Search the data below for the string "missing". Extract every line that contains it.

[BEGIN Dataset entries]

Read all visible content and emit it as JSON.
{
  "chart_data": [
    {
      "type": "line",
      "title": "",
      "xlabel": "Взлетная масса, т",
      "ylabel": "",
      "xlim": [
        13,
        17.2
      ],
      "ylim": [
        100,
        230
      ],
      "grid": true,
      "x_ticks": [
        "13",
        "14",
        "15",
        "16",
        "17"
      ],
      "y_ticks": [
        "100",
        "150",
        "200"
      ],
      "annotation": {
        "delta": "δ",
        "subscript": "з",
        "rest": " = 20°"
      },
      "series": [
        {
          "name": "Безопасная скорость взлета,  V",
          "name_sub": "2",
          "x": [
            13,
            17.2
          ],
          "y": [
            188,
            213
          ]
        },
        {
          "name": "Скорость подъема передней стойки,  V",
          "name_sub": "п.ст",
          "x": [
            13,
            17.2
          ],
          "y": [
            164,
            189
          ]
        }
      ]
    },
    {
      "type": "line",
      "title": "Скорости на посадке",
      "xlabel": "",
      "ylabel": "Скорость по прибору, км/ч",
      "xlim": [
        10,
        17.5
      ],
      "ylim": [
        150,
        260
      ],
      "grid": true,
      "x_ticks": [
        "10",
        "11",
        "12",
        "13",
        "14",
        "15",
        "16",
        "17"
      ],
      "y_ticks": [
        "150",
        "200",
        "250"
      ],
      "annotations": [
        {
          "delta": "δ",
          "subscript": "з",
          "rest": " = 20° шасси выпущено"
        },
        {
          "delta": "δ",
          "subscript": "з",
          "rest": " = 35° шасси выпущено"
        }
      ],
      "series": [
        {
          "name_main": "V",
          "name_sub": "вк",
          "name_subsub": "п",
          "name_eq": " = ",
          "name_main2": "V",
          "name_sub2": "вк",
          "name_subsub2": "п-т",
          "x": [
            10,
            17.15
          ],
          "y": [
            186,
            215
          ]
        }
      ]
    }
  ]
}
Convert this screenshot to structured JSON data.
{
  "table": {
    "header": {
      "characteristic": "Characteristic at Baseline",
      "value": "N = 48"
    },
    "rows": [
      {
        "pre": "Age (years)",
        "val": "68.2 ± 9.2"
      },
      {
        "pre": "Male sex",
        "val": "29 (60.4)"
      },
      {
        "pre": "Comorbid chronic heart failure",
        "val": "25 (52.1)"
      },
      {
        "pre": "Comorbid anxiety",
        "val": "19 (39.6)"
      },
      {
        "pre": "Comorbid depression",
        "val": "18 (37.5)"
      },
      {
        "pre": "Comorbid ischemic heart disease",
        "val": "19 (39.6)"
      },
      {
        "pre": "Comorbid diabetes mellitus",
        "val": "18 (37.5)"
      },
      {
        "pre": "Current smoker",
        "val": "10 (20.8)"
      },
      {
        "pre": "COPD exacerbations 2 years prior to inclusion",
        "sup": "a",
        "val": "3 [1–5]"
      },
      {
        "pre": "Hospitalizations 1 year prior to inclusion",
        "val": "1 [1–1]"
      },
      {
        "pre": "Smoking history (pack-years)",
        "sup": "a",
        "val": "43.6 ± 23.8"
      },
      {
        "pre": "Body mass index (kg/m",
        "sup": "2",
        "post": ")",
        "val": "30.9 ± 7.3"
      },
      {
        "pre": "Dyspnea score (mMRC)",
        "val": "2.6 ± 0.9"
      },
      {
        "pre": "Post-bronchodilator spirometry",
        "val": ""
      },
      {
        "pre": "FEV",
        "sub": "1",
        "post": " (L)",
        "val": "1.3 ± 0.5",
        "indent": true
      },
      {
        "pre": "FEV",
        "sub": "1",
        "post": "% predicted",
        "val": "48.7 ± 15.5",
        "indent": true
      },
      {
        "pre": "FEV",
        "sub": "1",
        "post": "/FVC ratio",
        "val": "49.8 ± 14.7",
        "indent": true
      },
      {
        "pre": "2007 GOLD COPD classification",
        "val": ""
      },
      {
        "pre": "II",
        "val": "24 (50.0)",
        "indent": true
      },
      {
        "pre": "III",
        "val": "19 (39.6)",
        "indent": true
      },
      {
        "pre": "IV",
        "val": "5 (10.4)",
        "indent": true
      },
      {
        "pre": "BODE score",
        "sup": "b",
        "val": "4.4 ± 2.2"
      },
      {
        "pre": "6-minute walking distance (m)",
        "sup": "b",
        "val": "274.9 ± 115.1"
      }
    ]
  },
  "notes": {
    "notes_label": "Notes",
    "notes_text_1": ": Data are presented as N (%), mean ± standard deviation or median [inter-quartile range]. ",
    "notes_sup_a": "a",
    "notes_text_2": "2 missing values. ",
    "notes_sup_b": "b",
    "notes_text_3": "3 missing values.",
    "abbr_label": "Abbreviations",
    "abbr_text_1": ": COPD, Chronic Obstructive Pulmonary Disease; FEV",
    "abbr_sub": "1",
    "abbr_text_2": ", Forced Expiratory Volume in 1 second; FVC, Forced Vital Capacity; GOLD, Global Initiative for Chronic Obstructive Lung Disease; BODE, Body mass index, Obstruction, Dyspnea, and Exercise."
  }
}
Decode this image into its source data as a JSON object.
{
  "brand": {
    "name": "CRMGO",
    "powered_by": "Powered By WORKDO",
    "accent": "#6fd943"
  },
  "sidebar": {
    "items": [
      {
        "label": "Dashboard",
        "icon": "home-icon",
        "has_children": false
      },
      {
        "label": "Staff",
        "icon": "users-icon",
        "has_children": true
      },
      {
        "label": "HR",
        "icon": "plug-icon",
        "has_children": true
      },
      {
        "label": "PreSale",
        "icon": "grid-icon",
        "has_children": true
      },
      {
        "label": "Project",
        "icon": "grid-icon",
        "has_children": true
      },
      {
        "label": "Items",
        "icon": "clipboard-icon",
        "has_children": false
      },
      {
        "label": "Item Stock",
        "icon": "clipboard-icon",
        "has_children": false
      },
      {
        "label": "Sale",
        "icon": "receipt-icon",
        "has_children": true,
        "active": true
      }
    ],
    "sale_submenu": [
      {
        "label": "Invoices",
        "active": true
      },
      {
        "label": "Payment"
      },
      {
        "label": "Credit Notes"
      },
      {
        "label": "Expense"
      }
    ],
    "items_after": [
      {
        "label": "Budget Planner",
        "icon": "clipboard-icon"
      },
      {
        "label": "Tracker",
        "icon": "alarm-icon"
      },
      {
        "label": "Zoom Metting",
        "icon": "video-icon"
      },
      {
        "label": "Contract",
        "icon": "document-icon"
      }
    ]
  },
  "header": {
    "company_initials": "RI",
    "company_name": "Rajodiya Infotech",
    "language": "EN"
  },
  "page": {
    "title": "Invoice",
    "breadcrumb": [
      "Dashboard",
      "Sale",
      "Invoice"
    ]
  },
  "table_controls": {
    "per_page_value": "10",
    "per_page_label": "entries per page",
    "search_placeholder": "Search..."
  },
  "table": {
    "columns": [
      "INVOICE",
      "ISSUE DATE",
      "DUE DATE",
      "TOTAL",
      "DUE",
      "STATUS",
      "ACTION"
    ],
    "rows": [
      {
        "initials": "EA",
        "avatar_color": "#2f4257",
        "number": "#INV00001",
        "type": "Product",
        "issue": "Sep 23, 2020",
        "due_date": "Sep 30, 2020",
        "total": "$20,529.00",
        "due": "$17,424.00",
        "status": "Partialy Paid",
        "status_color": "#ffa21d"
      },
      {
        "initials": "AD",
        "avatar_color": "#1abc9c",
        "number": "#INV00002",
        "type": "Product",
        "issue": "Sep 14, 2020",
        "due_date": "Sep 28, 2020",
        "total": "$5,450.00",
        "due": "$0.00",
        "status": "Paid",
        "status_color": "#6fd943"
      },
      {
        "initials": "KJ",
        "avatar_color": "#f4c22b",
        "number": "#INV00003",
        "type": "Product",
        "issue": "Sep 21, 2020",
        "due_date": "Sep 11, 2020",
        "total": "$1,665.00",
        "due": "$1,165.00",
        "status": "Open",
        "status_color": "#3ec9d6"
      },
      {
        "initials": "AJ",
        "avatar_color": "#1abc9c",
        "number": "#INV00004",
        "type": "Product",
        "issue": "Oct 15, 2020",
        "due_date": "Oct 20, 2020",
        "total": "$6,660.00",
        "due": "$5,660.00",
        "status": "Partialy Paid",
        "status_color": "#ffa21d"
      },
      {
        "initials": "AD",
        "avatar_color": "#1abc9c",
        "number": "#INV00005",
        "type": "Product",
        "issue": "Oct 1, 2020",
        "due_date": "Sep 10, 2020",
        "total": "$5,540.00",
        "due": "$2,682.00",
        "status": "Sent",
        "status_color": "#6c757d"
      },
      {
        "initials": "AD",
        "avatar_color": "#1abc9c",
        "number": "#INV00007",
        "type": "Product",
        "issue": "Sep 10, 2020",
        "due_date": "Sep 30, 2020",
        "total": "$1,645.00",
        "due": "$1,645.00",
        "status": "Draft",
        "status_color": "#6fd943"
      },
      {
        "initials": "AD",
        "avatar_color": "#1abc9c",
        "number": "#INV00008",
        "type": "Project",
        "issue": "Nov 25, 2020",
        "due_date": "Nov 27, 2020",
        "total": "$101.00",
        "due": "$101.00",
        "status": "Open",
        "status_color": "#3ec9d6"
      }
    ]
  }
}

[END Dataset entries]

* [Answer below]
    "notes_text_2": "2 missing values. ",
    "notes_text_3": "3 missing values.",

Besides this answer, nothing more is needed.